__WORK TO BE COMPLETED__
Print all of the data exactly.

__ROWS__

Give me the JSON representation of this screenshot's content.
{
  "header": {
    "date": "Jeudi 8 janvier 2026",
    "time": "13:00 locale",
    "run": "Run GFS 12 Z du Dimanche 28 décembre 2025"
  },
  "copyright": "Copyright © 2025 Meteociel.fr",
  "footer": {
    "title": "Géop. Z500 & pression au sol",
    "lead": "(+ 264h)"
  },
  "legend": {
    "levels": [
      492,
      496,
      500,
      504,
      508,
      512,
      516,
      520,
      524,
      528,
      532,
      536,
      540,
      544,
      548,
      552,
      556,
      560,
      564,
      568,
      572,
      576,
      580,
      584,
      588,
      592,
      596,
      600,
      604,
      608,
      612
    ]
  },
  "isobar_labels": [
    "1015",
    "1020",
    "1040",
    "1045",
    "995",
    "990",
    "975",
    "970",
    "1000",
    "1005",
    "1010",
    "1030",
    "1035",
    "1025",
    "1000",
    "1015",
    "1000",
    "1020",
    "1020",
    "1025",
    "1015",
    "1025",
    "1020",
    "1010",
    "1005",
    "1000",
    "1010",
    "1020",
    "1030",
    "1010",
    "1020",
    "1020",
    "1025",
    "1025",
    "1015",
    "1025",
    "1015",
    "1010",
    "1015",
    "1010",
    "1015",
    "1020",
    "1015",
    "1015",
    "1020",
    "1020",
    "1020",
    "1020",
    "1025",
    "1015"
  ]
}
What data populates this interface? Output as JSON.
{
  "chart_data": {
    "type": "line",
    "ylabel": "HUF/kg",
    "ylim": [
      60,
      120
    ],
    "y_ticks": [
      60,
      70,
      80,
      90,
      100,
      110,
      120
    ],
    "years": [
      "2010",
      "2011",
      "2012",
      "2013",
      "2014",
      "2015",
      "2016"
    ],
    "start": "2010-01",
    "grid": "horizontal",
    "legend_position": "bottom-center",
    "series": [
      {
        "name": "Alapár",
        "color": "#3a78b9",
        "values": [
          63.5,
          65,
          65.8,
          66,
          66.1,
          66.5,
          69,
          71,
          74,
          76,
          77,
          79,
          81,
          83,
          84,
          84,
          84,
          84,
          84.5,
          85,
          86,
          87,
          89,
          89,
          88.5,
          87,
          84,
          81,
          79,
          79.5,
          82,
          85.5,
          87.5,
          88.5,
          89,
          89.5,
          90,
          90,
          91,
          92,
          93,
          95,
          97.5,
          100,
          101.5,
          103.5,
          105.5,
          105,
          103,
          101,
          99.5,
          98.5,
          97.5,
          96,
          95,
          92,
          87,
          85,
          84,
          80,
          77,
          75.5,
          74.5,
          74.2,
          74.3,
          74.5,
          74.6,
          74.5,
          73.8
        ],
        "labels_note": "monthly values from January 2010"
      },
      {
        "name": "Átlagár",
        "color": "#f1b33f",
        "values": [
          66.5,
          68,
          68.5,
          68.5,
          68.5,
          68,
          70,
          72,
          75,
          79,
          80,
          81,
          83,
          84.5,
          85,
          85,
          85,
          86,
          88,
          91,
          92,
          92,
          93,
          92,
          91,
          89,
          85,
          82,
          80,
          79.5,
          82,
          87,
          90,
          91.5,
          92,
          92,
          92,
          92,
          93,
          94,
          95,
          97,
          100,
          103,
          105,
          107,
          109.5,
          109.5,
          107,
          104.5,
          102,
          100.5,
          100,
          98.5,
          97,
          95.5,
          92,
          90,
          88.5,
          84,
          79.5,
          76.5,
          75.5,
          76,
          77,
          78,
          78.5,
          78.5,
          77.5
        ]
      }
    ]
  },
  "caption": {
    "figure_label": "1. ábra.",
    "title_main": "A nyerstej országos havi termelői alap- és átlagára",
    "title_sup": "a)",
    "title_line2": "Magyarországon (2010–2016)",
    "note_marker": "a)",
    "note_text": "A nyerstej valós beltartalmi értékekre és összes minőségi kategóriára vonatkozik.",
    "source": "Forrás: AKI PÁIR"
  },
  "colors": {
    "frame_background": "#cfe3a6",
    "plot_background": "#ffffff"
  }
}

__SOLVED EXERCISE__
Give me the JSON representation of this screenshot's content.
{
  "header": {
    "date": "Jeudi 8 janvier 2026",
    "time": "13:00 locale",
    "run": "Run GFS 12 Z du Dimanche 28 décembre 2025"
  },
  "copyright": "Copyright © 2025 Meteociel.fr",
  "footer": {
    "title": "Géop. Z500 & pression au sol",
    "lead": "(+ 264h)"
  },
  "legend": {
    "levels": [
      492,
      496,
      500,
      504,
      508,
      512,
      516,
      520,
      524,
      528,
      532,
      536,
      540,
      544,
      548,
      552,
      556,
      560,
      564,
      568,
      572,
      576,
      580,
      584,
      588,
      592,
      596,
      600,
      604,
      608,
      612
    ]
  },
  "isobar_labels": [
    "1015",
    "1020",
    "1040",
    "1045",
    "995",
    "990",
    "975",
    "970",
    "1000",
    "1005",
    "1010",
    "1030",
    "1035",
    "1025",
    "1000",
    "1015",
    "1000",
    "1020",
    "1020",
    "1025",
    "1015",
    "1025",
    "1020",
    "1010",
    "1005",
    "1000",
    "1010",
    "1020",
    "1030",
    "1010",
    "1020",
    "1020",
    "1025",
    "1025",
    "1015",
    "1025",
    "1015",
    "1010",
    "1015",
    "1010",
    "1015",
    "1020",
    "1015",
    "1015",
    "1020",
    "1020",
    "1020",
    "1020",
    "1025",
    "1015"
  ]
}
What data populates this interface? Output as JSON.
{
  "chart_data": {
    "type": "line",
    "ylabel": "HUF/kg",
    "ylim": [
      60,
      120
    ],
    "y_ticks": [
      60,
      70,
      80,
      90,
      100,
      110,
      120
    ],
    "years": [
      "2010",
      "2011",
      "2012",
      "2013",
      "2014",
      "2015",
      "2016"
    ],
    "start": "2010-01",
    "grid": "horizontal",
    "legend_position": "bottom-center",
    "series": [
      {
        "name": "Alapár",
        "color": "#3a78b9",
        "values": [
          63.5,
          65,
          65.8,
          66,
          66.1,
          66.5,
          69,
          71,
          74,
          76,
          77,
          79,
          81,
          83,
          84,
          84,
          84,
          84,
          84.5,
          85,
          86,
          87,
          89,
          89,
          88.5,
          87,
          84,
          81,
          79,
          79.5,
          82,
          85.5,
          87.5,
          88.5,
          89,
          89.5,
          90,
          90,
          91,
          92,
          93,
          95,
          97.5,
          100,
          101.5,
          103.5,
          105.5,
          105,
          103,
          101,
          99.5,
          98.5,
          97.5,
          96,
          95,
          92,
          87,
          85,
          84,
          80,
          77,
          75.5,
          74.5,
          74.2,
          74.3,
          74.5,
          74.6,
          74.5,
          73.8
        ],
        "labels_note": "monthly values from January 2010"
      },
      {
        "name": "Átlagár",
        "color": "#f1b33f",
        "values": [
          66.5,
          68,
          68.5,
          68.5,
          68.5,
          68,
          70,
          72,
          75,
          79,
          80,
          81,
          83,
          84.5,
          85,
          85,
          85,
          86,
          88,
          91,
          92,
          92,
          93,
          92,
          91,
          89,
          85,
          82,
          80,
          79.5,
          82,
          87,
          90,
          91.5,
          92,
          92,
          92,
          92,
          93,
          94,
          95,
          97,
          100,
          103,
          105,
          107,
          109.5,
          109.5,
          107,
          104.5,
          102,
          100.5,
          100,
          98.5,
          97,
          95.5,
          92,
          90,
          88.5,
          84,
          79.5,
          76.5,
          75.5,
          76,
          77,
          78,
          78.5,
          78.5,
          77.5
        ]
      }
    ]
  },
  "caption": {
    "figure_label": "1. ábra.",
    "title_main": "A nyerstej országos havi termelői alap- és átlagára",
    "title_sup": "a)",
    "title_line2": "Magyarországon (2010–2016)",
    "note_marker": "a)",
    "note_text": "A nyerstej valós beltartalmi értékekre és összes minőségi kategóriára vonatkozik.",
    "source": "Forrás: AKI PÁIR"
  },
  "colors": {
    "frame_background": "#cfe3a6",
    "plot_background": "#ffffff"
  }
}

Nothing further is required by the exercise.